DIRECTION - Print every line of the listing exactly, please.
============
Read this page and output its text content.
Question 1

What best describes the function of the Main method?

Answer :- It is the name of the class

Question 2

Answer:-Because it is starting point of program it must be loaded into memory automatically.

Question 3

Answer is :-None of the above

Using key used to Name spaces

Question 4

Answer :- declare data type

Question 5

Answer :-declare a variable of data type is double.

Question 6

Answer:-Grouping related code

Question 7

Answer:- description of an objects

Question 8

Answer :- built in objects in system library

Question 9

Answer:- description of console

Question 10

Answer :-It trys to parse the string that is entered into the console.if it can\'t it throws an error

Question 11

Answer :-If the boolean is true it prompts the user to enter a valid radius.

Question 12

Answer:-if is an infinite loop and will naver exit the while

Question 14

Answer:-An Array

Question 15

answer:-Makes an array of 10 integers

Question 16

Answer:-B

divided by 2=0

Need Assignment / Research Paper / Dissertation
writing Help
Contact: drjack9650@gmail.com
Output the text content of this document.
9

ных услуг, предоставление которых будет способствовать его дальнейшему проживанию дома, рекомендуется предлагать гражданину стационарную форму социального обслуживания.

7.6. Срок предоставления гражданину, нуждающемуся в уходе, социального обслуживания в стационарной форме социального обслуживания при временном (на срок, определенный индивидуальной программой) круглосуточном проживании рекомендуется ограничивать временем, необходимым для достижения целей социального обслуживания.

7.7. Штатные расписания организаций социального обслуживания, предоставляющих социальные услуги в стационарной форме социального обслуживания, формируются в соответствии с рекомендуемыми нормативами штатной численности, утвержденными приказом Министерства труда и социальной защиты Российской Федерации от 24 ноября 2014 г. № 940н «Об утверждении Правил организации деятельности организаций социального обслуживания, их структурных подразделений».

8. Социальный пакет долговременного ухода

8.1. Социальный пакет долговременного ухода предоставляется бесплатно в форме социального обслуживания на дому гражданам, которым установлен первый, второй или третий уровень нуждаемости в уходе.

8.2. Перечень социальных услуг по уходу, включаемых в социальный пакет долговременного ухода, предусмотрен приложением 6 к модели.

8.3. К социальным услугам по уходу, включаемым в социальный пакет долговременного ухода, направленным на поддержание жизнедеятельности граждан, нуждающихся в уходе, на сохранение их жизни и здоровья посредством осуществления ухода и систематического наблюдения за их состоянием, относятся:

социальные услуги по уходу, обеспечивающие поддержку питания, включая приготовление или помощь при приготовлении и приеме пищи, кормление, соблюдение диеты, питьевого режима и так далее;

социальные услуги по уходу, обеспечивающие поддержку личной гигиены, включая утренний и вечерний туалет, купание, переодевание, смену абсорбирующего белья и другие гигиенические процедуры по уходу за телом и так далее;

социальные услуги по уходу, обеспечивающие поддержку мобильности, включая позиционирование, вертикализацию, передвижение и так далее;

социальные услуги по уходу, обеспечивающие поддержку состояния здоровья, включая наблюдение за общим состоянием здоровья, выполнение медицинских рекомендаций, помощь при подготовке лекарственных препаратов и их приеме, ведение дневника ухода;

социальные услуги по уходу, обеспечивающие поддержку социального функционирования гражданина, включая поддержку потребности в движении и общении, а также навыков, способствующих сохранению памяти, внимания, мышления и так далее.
============
IN RESPONSE -
Read this page and output its text content.
Question 1

What best describes the function of the Main method?

Answer :- It is the name of the class

Question 2

Answer:-Because it is starting point of program it must be loaded into memory automatically.

Question 3

Answer is :-None of the above

Using key used to Name spaces

Question 4

Answer :- declare data type

Question 5

Answer :-declare a variable of data type is double.

Question 6

Answer:-Grouping related code

Question 7

Answer:- description of an objects

Question 8

Answer :- built in objects in system library

Question 9

Answer:- description of console

Question 10

Answer :-It trys to parse the string that is entered into the console.if it can\'t it throws an error

Question 11

Answer :-If the boolean is true it prompts the user to enter a valid radius.

Question 12

Answer:-if is an infinite loop and will naver exit the while

Question 14

Answer:-An Array

Question 15

answer:-Makes an array of 10 integers

Question 16

Answer:-B

divided by 2=0

Need Assignment / Research Paper / Dissertation
writing Help
Contact: drjack9650@gmail.com
Output the text content of this document.
9

ных услуг, предоставление которых будет способствовать его дальнейшему проживанию дома, рекомендуется предлагать гражданину стационарную форму социального обслуживания.

7.6. Срок предоставления гражданину, нуждающемуся в уходе, социального обслуживания в стационарной форме социального обслуживания при временном (на срок, определенный индивидуальной программой) круглосуточном проживании рекомендуется ограничивать временем, необходимым для достижения целей социального обслуживания.

7.7. Штатные расписания организаций социального обслуживания, предоставляющих социальные услуги в стационарной форме социального обслуживания, формируются в соответствии с рекомендуемыми нормативами штатной численности, утвержденными приказом Министерства труда и социальной защиты Российской Федерации от 24 ноября 2014 г. № 940н «Об утверждении Правил организации деятельности организаций социального обслуживания, их структурных подразделений».

8. Социальный пакет долговременного ухода

8.1. Социальный пакет долговременного ухода предоставляется бесплатно в форме социального обслуживания на дому гражданам, которым установлен первый, второй или третий уровень нуждаемости в уходе.

8.2. Перечень социальных услуг по уходу, включаемых в социальный пакет долговременного ухода, предусмотрен приложением 6 к модели.

8.3. К социальным услугам по уходу, включаемым в социальный пакет долговременного ухода, направленным на поддержание жизнедеятельности граждан, нуждающихся в уходе, на сохранение их жизни и здоровья посредством осуществления ухода и систематического наблюдения за их состоянием, относятся:

социальные услуги по уходу, обеспечивающие поддержку питания, включая приготовление или помощь при приготовлении и приеме пищи, кормление, соблюдение диеты, питьевого режима и так далее;

социальные услуги по уходу, обеспечивающие поддержку личной гигиены, включая утренний и вечерний туалет, купание, переодевание, смену абсорбирующего белья и другие гигиенические процедуры по уходу за телом и так далее;

социальные услуги по уходу, обеспечивающие поддержку мобильности, включая позиционирование, вертикализацию, передвижение и так далее;

социальные услуги по уходу, обеспечивающие поддержку состояния здоровья, включая наблюдение за общим состоянием здоровья, выполнение медицинских рекомендаций, помощь при подготовке лекарственных препаратов и их приеме, ведение дневника ухода;

социальные услуги по уходу, обеспечивающие поддержку социального функционирования гражданина, включая поддержку потребности в движении и общении, а также навыков, способствующих сохранению памяти, внимания, мышления и так далее.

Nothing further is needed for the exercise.